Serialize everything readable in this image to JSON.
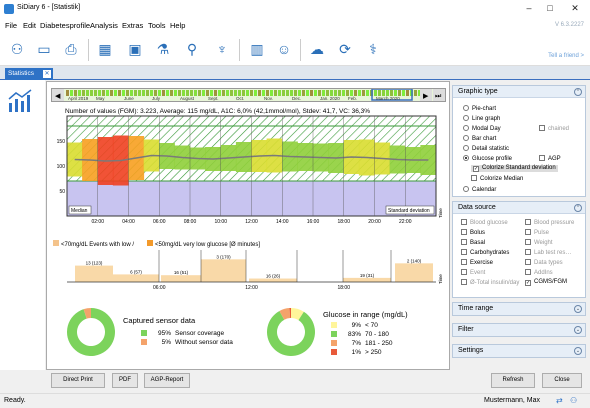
{
  "window": {
    "title": "SiDiary 6 - [Statistik]"
  },
  "menu": {
    "items": [
      "File",
      "Edit",
      "Diabetesprofile",
      "Analysis",
      "Extras",
      "Tools",
      "Help"
    ],
    "version": "V 6.3.2227"
  },
  "toolbar": {
    "tell_friend": "Tell a friend >"
  },
  "tab": {
    "label": "Statistics"
  },
  "timeline": {
    "months": [
      "April 2019",
      "May",
      "June",
      "July",
      "August",
      "Sept.",
      "Oct.",
      "Nov.",
      "Dec.",
      "Jan. 2020",
      "Feb.",
      "March 2020"
    ]
  },
  "chart1": {
    "header": "Number of values (FGM): 3.223, Average: 115 mg/dL, A1C: 6,0% (42,1mmol/mol), Stdev: 41,7, VC: 36,3%",
    "y_ticks": [
      "150",
      "100",
      "50"
    ],
    "x_ticks": [
      "02:00",
      "04:00",
      "06:00",
      "08:00",
      "10:00",
      "12:00",
      "14:00",
      "16:00",
      "18:00",
      "20:00",
      "22:00"
    ],
    "legend_left": "Median",
    "legend_right": "Standard deviation",
    "time_label": "Time",
    "median": [
      113,
      112,
      110,
      111,
      116,
      121,
      120,
      117,
      115,
      114,
      116,
      118,
      120,
      121,
      119,
      118,
      117,
      116,
      118,
      117,
      115,
      113,
      112,
      112
    ],
    "spread": [
      34,
      42,
      48,
      50,
      44,
      32,
      26,
      24,
      22,
      24,
      26,
      30,
      32,
      34,
      30,
      28,
      28,
      30,
      34,
      36,
      32,
      28,
      26,
      30
    ]
  },
  "chart2": {
    "legend_low": "<70mg/dL Events with low /",
    "legend_very_low": "<50mg/dL very low glucose [Ø minutes]",
    "x_ticks": [
      "06:00",
      "12:00",
      "18:00"
    ],
    "time_label": "Time",
    "bars": [
      {
        "label": "13 (123)",
        "value": 123
      },
      {
        "label": "6 (57)",
        "value": 57
      },
      {
        "label": "16 (51)",
        "value": 51
      },
      {
        "label": "3 (170)",
        "value": 170
      },
      {
        "label": "16 (26)",
        "value": 26
      },
      {
        "label": "19 (31)",
        "value": 31
      },
      {
        "label": "2 (140)",
        "value": 140
      }
    ]
  },
  "sensor": {
    "title": "Captured sensor data",
    "rows": [
      {
        "pct": "95%",
        "label": "Sensor coverage",
        "color": "#7cd35c"
      },
      {
        "pct": "5%",
        "label": "Without sensor data",
        "color": "#f4a36b"
      }
    ],
    "values": [
      95,
      5
    ]
  },
  "range": {
    "title": "Glucose in range (mg/dL)",
    "rows": [
      {
        "pct": "9%",
        "label": "< 70",
        "color": "#fff59a"
      },
      {
        "pct": "83%",
        "label": "70 - 180",
        "color": "#7cd35c"
      },
      {
        "pct": "7%",
        "label": "181 - 250",
        "color": "#f4a36b"
      },
      {
        "pct": "1%",
        "label": "> 250",
        "color": "#e85a3a"
      }
    ],
    "values": [
      9,
      83,
      7,
      1
    ]
  },
  "graphic_type": {
    "header": "Graphic type",
    "options": [
      "Pie-chart",
      "Line graph",
      "Modal Day",
      "Bar chart",
      "Detail statistic",
      "Glucose profile",
      "Calendar"
    ],
    "chained": "chained",
    "agp": "AGP",
    "colorize_std": "Colorize Standard deviation",
    "colorize_median": "Colorize Median"
  },
  "data_source": {
    "header": "Data source",
    "left": [
      "Blood glucose",
      "Bolus",
      "Basal",
      "Carbohydrates",
      "Exercise",
      "Event",
      "Ø-Total insulin/day"
    ],
    "right": [
      "Blood pressure",
      "Pulse",
      "Weight",
      "Lab test res…",
      "Data types",
      "AddIns",
      "CGMS/FGM"
    ]
  },
  "time_range": {
    "header": "Time range"
  },
  "filter": {
    "header": "Filter"
  },
  "settings": {
    "header": "Settings"
  },
  "buttons": {
    "direct_print": "Direct Print",
    "pdf": "PDF",
    "agp_report": "AGP-Report",
    "refresh": "Refresh",
    "close": "Close"
  },
  "status": {
    "left": "Ready.",
    "user": "Mustermann, Max"
  }
}
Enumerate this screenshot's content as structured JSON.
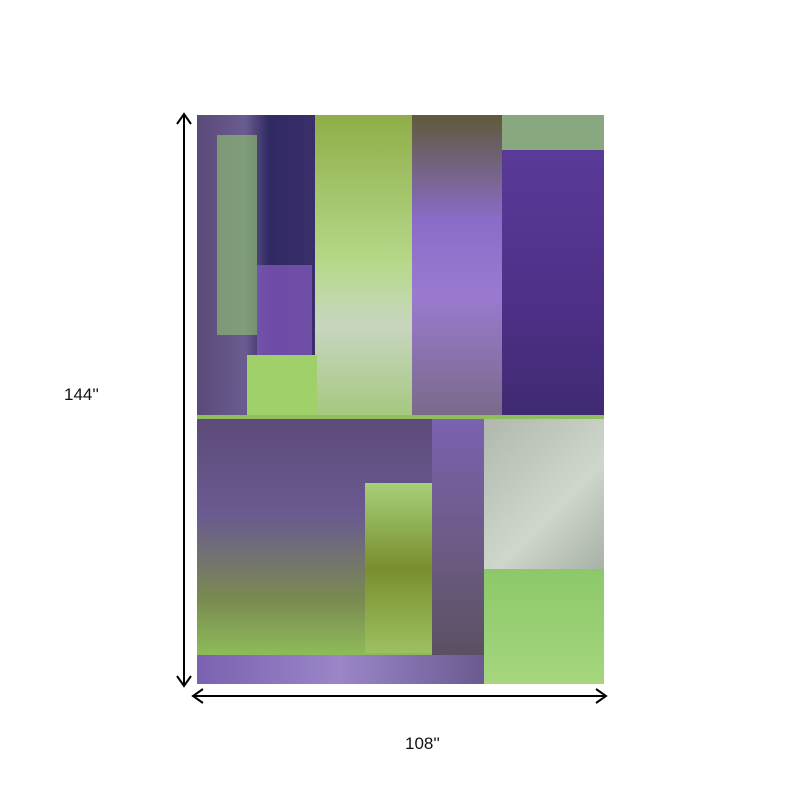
{
  "product": {
    "height_label": "144''",
    "width_label": "108''"
  },
  "colors": {
    "purple": "#4e2f86",
    "lime": "#9fce6a",
    "olive": "#6f7f2a",
    "gray": "#b5bfb4",
    "navy": "#2e2a5e"
  }
}
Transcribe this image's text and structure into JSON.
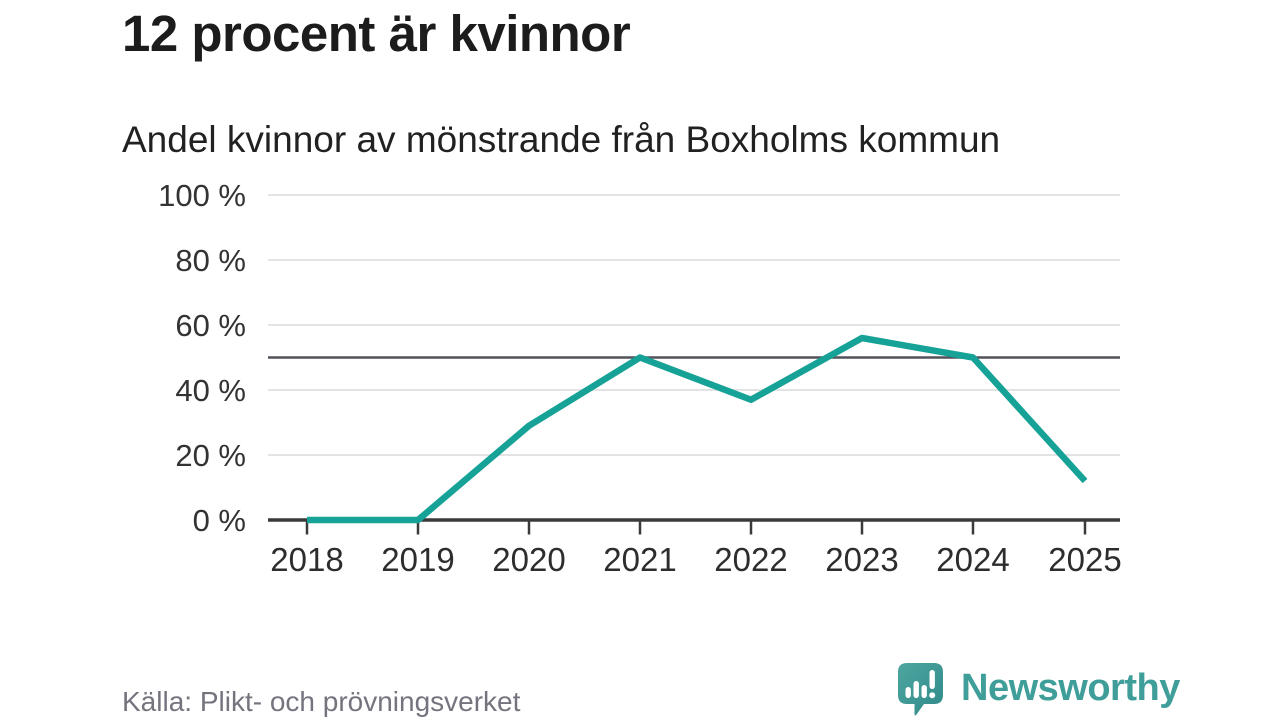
{
  "header": {
    "title": "12 procent är kvinnor",
    "subtitle": "Andel kvinnor av mönstrande från Boxholms kommun"
  },
  "chart_data": {
    "type": "line",
    "title": "12 procent är kvinnor",
    "subtitle": "Andel kvinnor av mönstrande från Boxholms kommun",
    "categories": [
      "2018",
      "2019",
      "2020",
      "2021",
      "2022",
      "2023",
      "2024",
      "2025"
    ],
    "series": [
      {
        "name": "Andel kvinnor",
        "values": [
          0,
          0,
          29,
          50,
          37,
          56,
          50,
          12
        ],
        "color": "#16a296"
      }
    ],
    "unit": "%",
    "xlabel": "",
    "ylabel": "",
    "ylim": [
      0,
      100
    ],
    "yticks": [
      0,
      20,
      40,
      60,
      80,
      100
    ],
    "ytick_labels": [
      "0 %",
      "20 %",
      "40 %",
      "60 %",
      "80 %",
      "100 %"
    ],
    "reference_line": {
      "value": 50
    },
    "grid": true,
    "legend": "none"
  },
  "footer": {
    "source": "Källa: Plikt- och prövningsverket",
    "brand": "Newsworthy"
  },
  "colors": {
    "line": "#16a296",
    "grid": "#e3e3e3",
    "axis": "#3a3a3a",
    "reference": "#52525a",
    "brand_teal": "#3f9e99",
    "source_text": "#74747e"
  }
}
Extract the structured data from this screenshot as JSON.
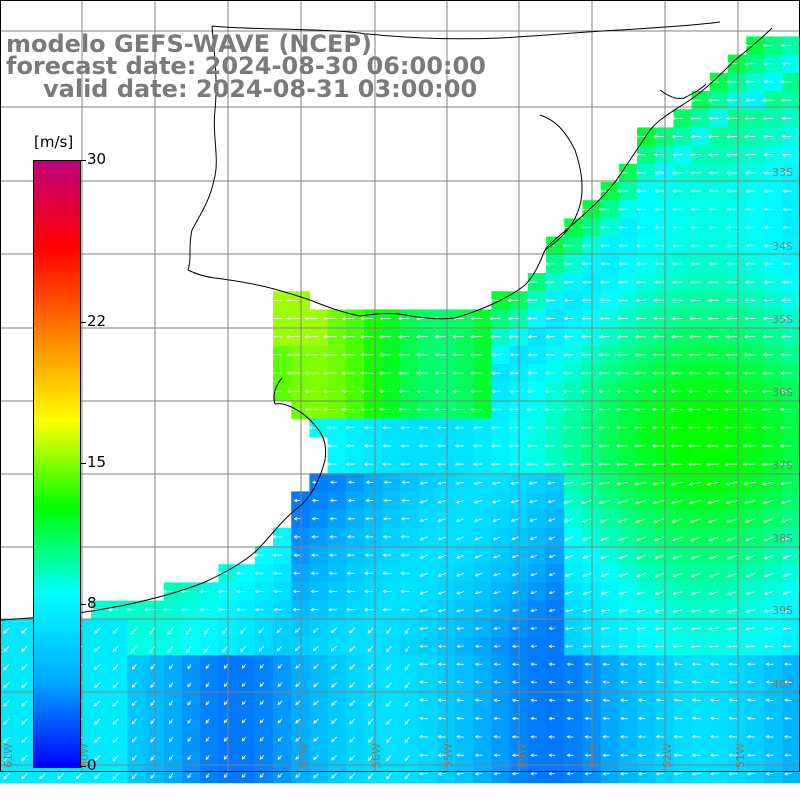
{
  "title": {
    "line1": "modelo GEFS-WAVE (NCEP)",
    "line2": "forecast date: 2024-08-30 06:00:00",
    "line3": "valid date: 2024-08-31 03:00:00"
  },
  "colorbar": {
    "unit": "[m/s]",
    "ticks": [
      "30",
      "22",
      "15",
      "8",
      "0"
    ],
    "tick_values": [
      30,
      22,
      15,
      8,
      0
    ],
    "min": 0,
    "max": 30,
    "colors": [
      "#0000ff",
      "#00aaff",
      "#00ffff",
      "#00ff00",
      "#ffff00",
      "#ff8000",
      "#ff0000",
      "#c0007a"
    ]
  },
  "map": {
    "longitude_labels": [
      "61W",
      "60W",
      "57W",
      "56W",
      "55W",
      "54W",
      "53W",
      "52W",
      "51W"
    ],
    "latitude_labels": [
      "33S",
      "34S",
      "35S",
      "36S",
      "37S",
      "38S",
      "39S",
      "40S"
    ],
    "land_color": "#ffffff",
    "grid_color": "#808080",
    "coast_color": "#000000",
    "arrow_color": "#ffffff"
  }
}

· · · · · · ·

• **Problem description**
Return all of the entries word for word, but omit the pictures.

• **Correct response**
Serialize everything readable in this image to JSON.
{
  "window": {
    "title": "SiDiary 6 - [Statistik]"
  },
  "menu": {
    "items": [
      "File",
      "Edit",
      "Diabetesprofile",
      "Analysis",
      "Extras",
      "Tools",
      "Help"
    ],
    "version": "V 6.3.2227"
  },
  "toolbar": {
    "tell_friend": "Tell a friend >"
  },
  "tab": {
    "label": "Statistics"
  },
  "timeline": {
    "months": [
      "April 2019",
      "May",
      "June",
      "July",
      "August",
      "Sept.",
      "Oct.",
      "Nov.",
      "Dec.",
      "Jan. 2020",
      "Feb.",
      "March 2020"
    ]
  },
  "chart1": {
    "header": "Number of values (FGM): 3.223, Average: 115 mg/dL, A1C: 6,0% (42,1mmol/mol), Stdev: 41,7, VC: 36,3%",
    "y_ticks": [
      "150",
      "100",
      "50"
    ],
    "x_ticks": [
      "02:00",
      "04:00",
      "06:00",
      "08:00",
      "10:00",
      "12:00",
      "14:00",
      "16:00",
      "18:00",
      "20:00",
      "22:00"
    ],
    "legend_left": "Median",
    "legend_right": "Standard deviation",
    "time_label": "Time",
    "median": [
      113,
      112,
      110,
      111,
      116,
      121,
      120,
      117,
      115,
      114,
      116,
      118,
      120,
      121,
      119,
      118,
      117,
      116,
      118,
      117,
      115,
      113,
      112,
      112
    ],
    "spread": [
      34,
      42,
      48,
      50,
      44,
      32,
      26,
      24,
      22,
      24,
      26,
      30,
      32,
      34,
      30,
      28,
      28,
      30,
      34,
      36,
      32,
      28,
      26,
      30
    ]
  },
  "chart2": {
    "legend_low": "<70mg/dL Events with low /",
    "legend_very_low": "<50mg/dL very low glucose [Ø minutes]",
    "x_ticks": [
      "06:00",
      "12:00",
      "18:00"
    ],
    "time_label": "Time",
    "bars": [
      {
        "label": "13 (123)",
        "value": 123
      },
      {
        "label": "6 (57)",
        "value": 57
      },
      {
        "label": "16 (51)",
        "value": 51
      },
      {
        "label": "3 (170)",
        "value": 170
      },
      {
        "label": "16 (26)",
        "value": 26
      },
      {
        "label": "19 (31)",
        "value": 31
      },
      {
        "label": "2 (140)",
        "value": 140
      }
    ]
  },
  "sensor": {
    "title": "Captured sensor data",
    "rows": [
      {
        "pct": "95%",
        "label": "Sensor coverage",
        "color": "#7cd35c"
      },
      {
        "pct": "5%",
        "label": "Without sensor data",
        "color": "#f4a36b"
      }
    ],
    "values": [
      95,
      5
    ]
  },
  "range": {
    "title": "Glucose in range (mg/dL)",
    "rows": [
      {
        "pct": "9%",
        "label": "< 70",
        "color": "#fff59a"
      },
      {
        "pct": "83%",
        "label": "70 - 180",
        "color": "#7cd35c"
      },
      {
        "pct": "7%",
        "label": "181 - 250",
        "color": "#f4a36b"
      },
      {
        "pct": "1%",
        "label": "> 250",
        "color": "#e85a3a"
      }
    ],
    "values": [
      9,
      83,
      7,
      1
    ]
  },
  "graphic_type": {
    "header": "Graphic type",
    "options": [
      "Pie-chart",
      "Line graph",
      "Modal Day",
      "Bar chart",
      "Detail statistic",
      "Glucose profile",
      "Calendar"
    ],
    "chained": "chained",
    "agp": "AGP",
    "colorize_std": "Colorize Standard deviation",
    "colorize_median": "Colorize Median"
  },
  "data_source": {
    "header": "Data source",
    "left": [
      "Blood glucose",
      "Bolus",
      "Basal",
      "Carbohydrates",
      "Exercise",
      "Event",
      "Ø-Total insulin/day"
    ],
    "right": [
      "Blood pressure",
      "Pulse",
      "Weight",
      "Lab test res…",
      "Data types",
      "AddIns",
      "CGMS/FGM"
    ]
  },
  "time_range": {
    "header": "Time range"
  },
  "filter": {
    "header": "Filter"
  },
  "settings": {
    "header": "Settings"
  },
  "buttons": {
    "direct_print": "Direct Print",
    "pdf": "PDF",
    "agp_report": "AGP-Report",
    "refresh": "Refresh",
    "close": "Close"
  },
  "status": {
    "left": "Ready.",
    "user": "Mustermann, Max"
  }
}
Enumerate this screenshot's content as structured JSON.
{
  "product": {
    "height_label": "144''",
    "width_label": "108''"
  },
  "colors": {
    "purple": "#4e2f86",
    "lime": "#9fce6a",
    "olive": "#6f7f2a",
    "gray": "#b5bfb4",
    "navy": "#2e2a5e"
  }
}
Transcribe this image's text and structure into JSON.
{
  "header": {
    "title": "12 procent är kvinnor",
    "subtitle": "Andel kvinnor av mönstrande från Boxholms kommun"
  },
  "chart_data": {
    "type": "line",
    "title": "12 procent är kvinnor",
    "subtitle": "Andel kvinnor av mönstrande från Boxholms kommun",
    "categories": [
      "2018",
      "2019",
      "2020",
      "2021",
      "2022",
      "2023",
      "2024",
      "2025"
    ],
    "series": [
      {
        "name": "Andel kvinnor",
        "values": [
          0,
          0,
          29,
          50,
          37,
          56,
          50,
          12
        ],
        "color": "#16a296"
      }
    ],
    "unit": "%",
    "xlabel": "",
    "ylabel": "",
    "ylim": [
      0,
      100
    ],
    "yticks": [
      0,
      20,
      40,
      60,
      80,
      100
    ],
    "ytick_labels": [
      "0 %",
      "20 %",
      "40 %",
      "60 %",
      "80 %",
      "100 %"
    ],
    "reference_line": {
      "value": 50
    },
    "grid": true,
    "legend": "none"
  },
  "footer": {
    "source": "Källa: Plikt- och prövningsverket",
    "brand": "Newsworthy"
  },
  "colors": {
    "line": "#16a296",
    "grid": "#e3e3e3",
    "axis": "#3a3a3a",
    "reference": "#52525a",
    "brand_teal": "#3f9e99",
    "source_text": "#74747e"
  }
}
Extract the structured data from this screenshot as JSON.
{
  "title": {
    "line1": "modelo GEFS-WAVE (NCEP)",
    "line2": "forecast date: 2024-08-30 06:00:00",
    "line3": "valid date: 2024-08-31 03:00:00"
  },
  "colorbar": {
    "unit": "[m/s]",
    "ticks": [
      "30",
      "22",
      "15",
      "8",
      "0"
    ],
    "tick_values": [
      30,
      22,
      15,
      8,
      0
    ],
    "min": 0,
    "max": 30,
    "colors": [
      "#0000ff",
      "#00aaff",
      "#00ffff",
      "#00ff00",
      "#ffff00",
      "#ff8000",
      "#ff0000",
      "#c0007a"
    ]
  },
  "map": {
    "longitude_labels": [
      "61W",
      "60W",
      "57W",
      "56W",
      "55W",
      "54W",
      "53W",
      "52W",
      "51W"
    ],
    "latitude_labels": [
      "33S",
      "34S",
      "35S",
      "36S",
      "37S",
      "38S",
      "39S",
      "40S"
    ],
    "land_color": "#ffffff",
    "grid_color": "#808080",
    "coast_color": "#000000",
    "arrow_color": "#ffffff"
  }
}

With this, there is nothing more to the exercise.